(Saved entries)
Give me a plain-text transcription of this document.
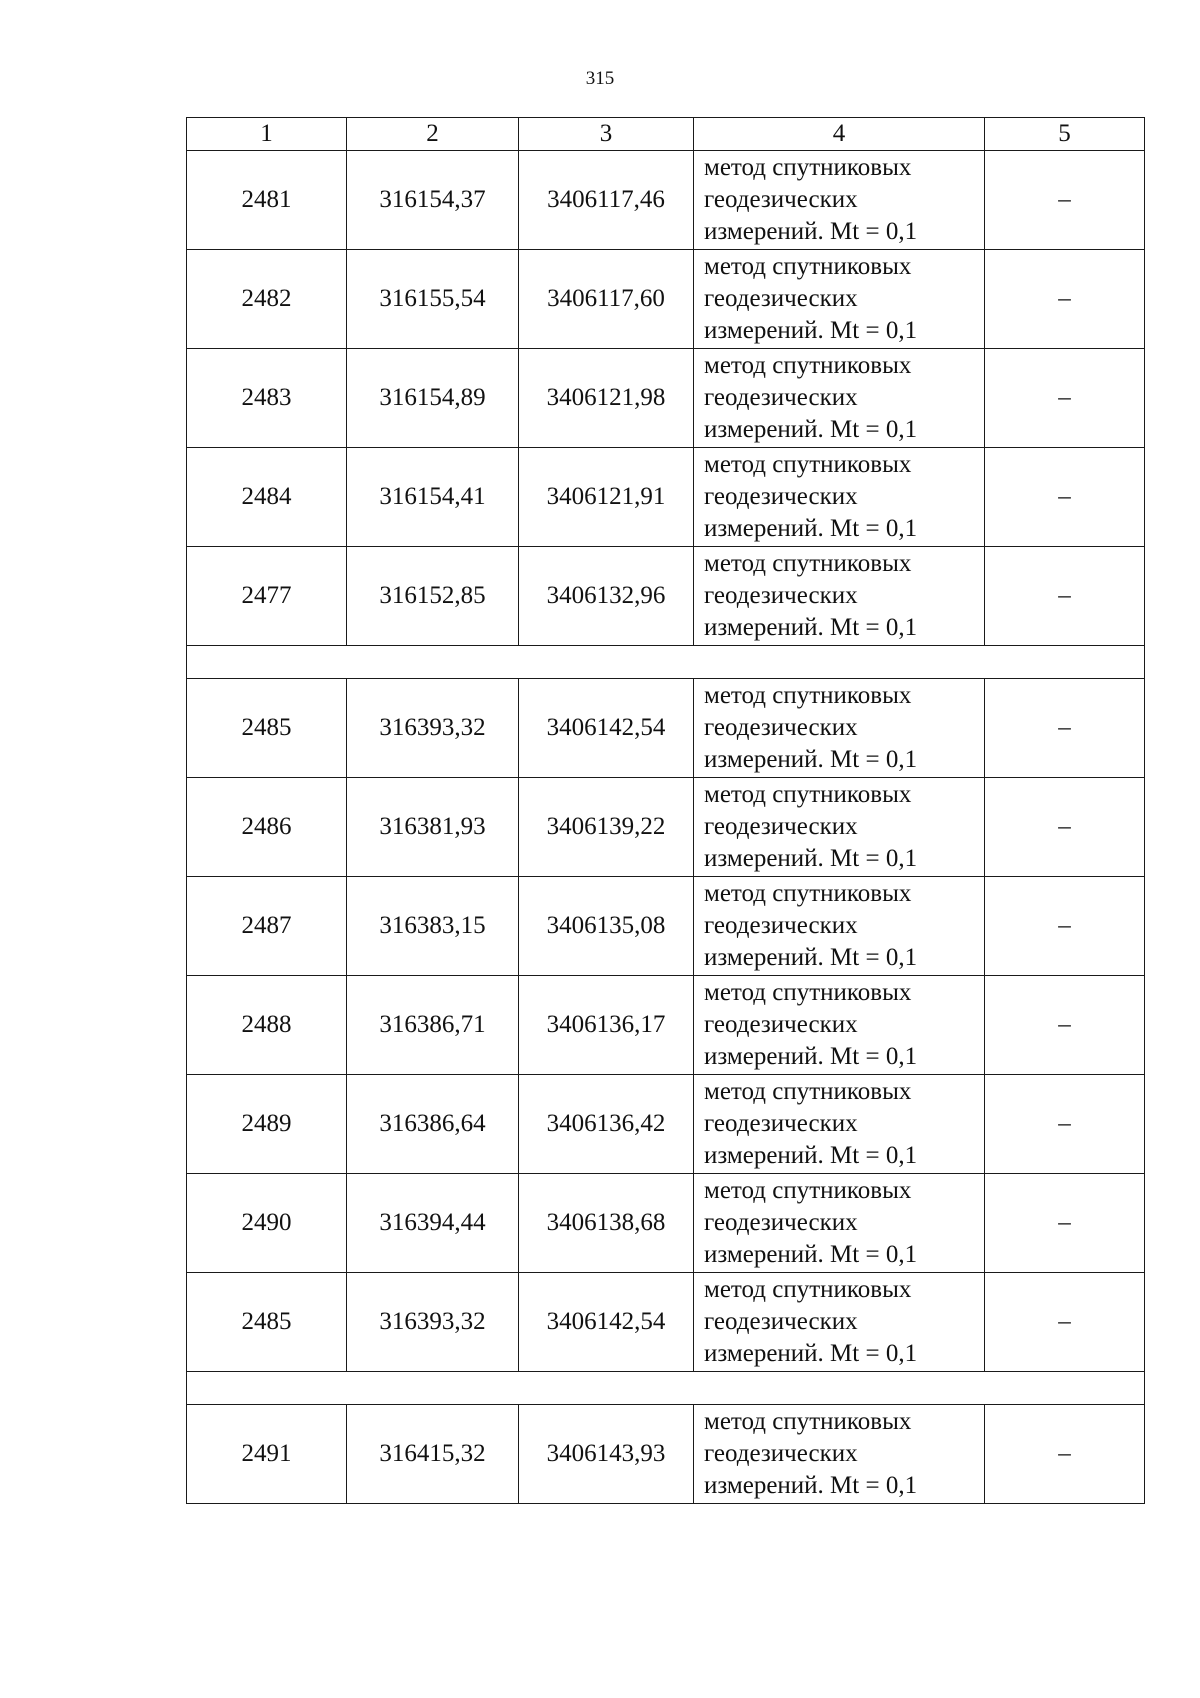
315
1	2	3	4	5
2481	316154,37	3406117,46	метод спутниковых
геодезических
измерений. Mt = 0,1	–
2482	316155,54	3406117,60	метод спутниковых
геодезических
измерений. Mt = 0,1	–
2483	316154,89	3406121,98	метод спутниковых
геодезических
измерений. Mt = 0,1	–
2484	316154,41	3406121,91	метод спутниковых
геодезических
измерений. Mt = 0,1	–
2477	316152,85	3406132,96	метод спутниковых
геодезических
измерений. Mt = 0,1	–

2485	316393,32	3406142,54	метод спутниковых
геодезических
измерений. Mt = 0,1	–
2486	316381,93	3406139,22	метод спутниковых
геодезических
измерений. Mt = 0,1	–
2487	316383,15	3406135,08	метод спутниковых
геодезических
измерений. Mt = 0,1	–
2488	316386,71	3406136,17	метод спутниковых
геодезических
измерений. Mt = 0,1	–
2489	316386,64	3406136,42	метод спутниковых
геодезических
измерений. Mt = 0,1	–
2490	316394,44	3406138,68	метод спутниковых
геодезических
измерений. Mt = 0,1	–
2485	316393,32	3406142,54	метод спутниковых
геодезических
измерений. Mt = 0,1	–

2491	316415,32	3406143,93	метод спутниковых
геодезических
измерений. Mt = 0,1	–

* [Your task]: Every line above should be returned word for word, with the pictures left behind.

* [Solution to this task]:
Give me a plain-text transcription of this document.
315
1	2	3	4	5
2481	316154,37	3406117,46	метод спутниковых
геодезических
измерений. Mt = 0,1	–
2482	316155,54	3406117,60	метод спутниковых
геодезических
измерений. Mt = 0,1	–
2483	316154,89	3406121,98	метод спутниковых
геодезических
измерений. Mt = 0,1	–
2484	316154,41	3406121,91	метод спутниковых
геодезических
измерений. Mt = 0,1	–
2477	316152,85	3406132,96	метод спутниковых
геодезических
измерений. Mt = 0,1	–

2485	316393,32	3406142,54	метод спутниковых
геодезических
измерений. Mt = 0,1	–
2486	316381,93	3406139,22	метод спутниковых
геодезических
измерений. Mt = 0,1	–
2487	316383,15	3406135,08	метод спутниковых
геодезических
измерений. Mt = 0,1	–
2488	316386,71	3406136,17	метод спутниковых
геодезических
измерений. Mt = 0,1	–
2489	316386,64	3406136,42	метод спутниковых
геодезических
измерений. Mt = 0,1	–
2490	316394,44	3406138,68	метод спутниковых
геодезических
измерений. Mt = 0,1	–
2485	316393,32	3406142,54	метод спутниковых
геодезических
измерений. Mt = 0,1	–

2491	316415,32	3406143,93	метод спутниковых
геодезических
измерений. Mt = 0,1	–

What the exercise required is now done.